> [WHAT NEEDS TO BE DONE] Look through the data below and return each line where "testCompile" appears.

> [DATA TO PROCESS]

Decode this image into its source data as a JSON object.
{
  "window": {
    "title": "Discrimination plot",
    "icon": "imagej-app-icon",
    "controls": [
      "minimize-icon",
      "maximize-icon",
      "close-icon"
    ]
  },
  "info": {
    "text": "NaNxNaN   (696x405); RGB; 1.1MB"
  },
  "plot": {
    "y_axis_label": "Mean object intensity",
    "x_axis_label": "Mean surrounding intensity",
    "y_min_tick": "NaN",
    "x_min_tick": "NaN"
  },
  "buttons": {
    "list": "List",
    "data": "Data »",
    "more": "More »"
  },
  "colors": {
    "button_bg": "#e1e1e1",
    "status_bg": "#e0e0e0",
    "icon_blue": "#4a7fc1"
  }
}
--
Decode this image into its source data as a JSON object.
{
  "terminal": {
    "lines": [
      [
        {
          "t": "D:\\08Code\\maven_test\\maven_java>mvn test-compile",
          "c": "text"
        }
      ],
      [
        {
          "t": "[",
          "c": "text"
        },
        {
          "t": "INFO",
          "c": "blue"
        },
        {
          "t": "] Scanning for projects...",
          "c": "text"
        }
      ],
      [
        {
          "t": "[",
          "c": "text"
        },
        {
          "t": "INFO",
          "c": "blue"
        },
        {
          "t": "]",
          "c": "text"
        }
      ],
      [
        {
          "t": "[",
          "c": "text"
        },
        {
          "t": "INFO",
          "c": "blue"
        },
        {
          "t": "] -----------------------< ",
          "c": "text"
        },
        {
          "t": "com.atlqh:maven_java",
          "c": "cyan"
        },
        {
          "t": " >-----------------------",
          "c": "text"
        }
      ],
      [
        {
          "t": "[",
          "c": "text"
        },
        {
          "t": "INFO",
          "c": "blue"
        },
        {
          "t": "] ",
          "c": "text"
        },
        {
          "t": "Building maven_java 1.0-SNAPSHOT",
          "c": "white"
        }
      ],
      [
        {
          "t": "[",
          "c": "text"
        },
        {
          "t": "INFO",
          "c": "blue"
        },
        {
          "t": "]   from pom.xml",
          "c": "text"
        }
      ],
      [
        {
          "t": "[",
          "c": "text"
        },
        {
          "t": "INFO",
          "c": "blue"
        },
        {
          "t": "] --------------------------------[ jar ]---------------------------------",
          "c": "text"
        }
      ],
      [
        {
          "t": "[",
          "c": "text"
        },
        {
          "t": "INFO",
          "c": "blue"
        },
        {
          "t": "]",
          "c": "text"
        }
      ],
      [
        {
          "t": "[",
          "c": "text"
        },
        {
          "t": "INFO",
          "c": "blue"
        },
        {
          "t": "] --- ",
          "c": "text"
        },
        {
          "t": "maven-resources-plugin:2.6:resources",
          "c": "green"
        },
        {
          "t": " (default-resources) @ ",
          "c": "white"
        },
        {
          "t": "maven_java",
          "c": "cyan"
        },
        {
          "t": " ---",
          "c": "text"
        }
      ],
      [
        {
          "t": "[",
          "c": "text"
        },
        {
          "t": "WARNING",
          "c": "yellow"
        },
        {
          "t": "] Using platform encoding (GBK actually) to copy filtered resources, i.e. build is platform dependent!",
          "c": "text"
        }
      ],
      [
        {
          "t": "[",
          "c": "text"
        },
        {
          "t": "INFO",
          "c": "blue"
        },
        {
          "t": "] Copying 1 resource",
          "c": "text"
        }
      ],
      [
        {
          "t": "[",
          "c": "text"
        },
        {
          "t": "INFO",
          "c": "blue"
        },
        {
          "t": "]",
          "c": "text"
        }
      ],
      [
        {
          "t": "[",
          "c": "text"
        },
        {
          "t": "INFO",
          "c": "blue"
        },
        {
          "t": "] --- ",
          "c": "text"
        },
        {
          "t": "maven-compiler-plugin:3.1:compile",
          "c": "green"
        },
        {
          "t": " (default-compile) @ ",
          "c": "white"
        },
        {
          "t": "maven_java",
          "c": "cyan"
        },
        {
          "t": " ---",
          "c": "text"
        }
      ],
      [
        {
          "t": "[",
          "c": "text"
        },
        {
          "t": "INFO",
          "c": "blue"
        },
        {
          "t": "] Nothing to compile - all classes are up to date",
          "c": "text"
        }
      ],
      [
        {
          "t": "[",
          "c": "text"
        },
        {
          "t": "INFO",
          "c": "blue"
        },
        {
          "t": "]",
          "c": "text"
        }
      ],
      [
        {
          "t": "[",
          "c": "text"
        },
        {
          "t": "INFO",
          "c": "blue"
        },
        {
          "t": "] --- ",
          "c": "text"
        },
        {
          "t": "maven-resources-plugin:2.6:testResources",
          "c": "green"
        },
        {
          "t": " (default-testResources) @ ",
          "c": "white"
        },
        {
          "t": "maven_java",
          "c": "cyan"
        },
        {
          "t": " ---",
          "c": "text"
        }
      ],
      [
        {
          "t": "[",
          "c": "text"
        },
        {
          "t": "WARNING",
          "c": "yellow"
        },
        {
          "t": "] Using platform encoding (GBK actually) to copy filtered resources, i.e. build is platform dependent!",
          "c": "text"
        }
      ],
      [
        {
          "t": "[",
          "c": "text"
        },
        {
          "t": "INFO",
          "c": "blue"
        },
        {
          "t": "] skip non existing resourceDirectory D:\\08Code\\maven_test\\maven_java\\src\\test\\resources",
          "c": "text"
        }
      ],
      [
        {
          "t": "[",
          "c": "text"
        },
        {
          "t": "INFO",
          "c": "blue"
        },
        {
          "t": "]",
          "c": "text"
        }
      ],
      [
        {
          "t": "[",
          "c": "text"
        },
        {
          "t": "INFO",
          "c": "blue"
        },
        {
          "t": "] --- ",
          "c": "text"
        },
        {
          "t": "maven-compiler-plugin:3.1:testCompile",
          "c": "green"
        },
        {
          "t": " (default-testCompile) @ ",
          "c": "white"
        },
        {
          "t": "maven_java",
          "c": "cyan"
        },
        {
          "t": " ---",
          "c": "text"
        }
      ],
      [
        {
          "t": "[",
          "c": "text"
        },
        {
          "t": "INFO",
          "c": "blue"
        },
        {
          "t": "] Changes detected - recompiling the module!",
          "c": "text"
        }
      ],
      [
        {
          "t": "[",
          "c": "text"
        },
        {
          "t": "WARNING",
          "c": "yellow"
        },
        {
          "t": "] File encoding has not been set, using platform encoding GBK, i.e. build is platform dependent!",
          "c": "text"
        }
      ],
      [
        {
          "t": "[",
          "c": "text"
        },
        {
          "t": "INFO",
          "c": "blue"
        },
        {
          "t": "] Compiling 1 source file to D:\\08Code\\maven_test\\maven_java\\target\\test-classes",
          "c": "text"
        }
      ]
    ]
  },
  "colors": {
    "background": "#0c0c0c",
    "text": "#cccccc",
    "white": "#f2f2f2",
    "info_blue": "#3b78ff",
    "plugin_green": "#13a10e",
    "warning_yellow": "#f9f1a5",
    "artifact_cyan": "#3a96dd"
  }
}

> [SOLUTION TO THIS TASK]
          "t": "maven-compiler-plugin:3.1:testCompile",
          "t": " (default-testCompile) @ ",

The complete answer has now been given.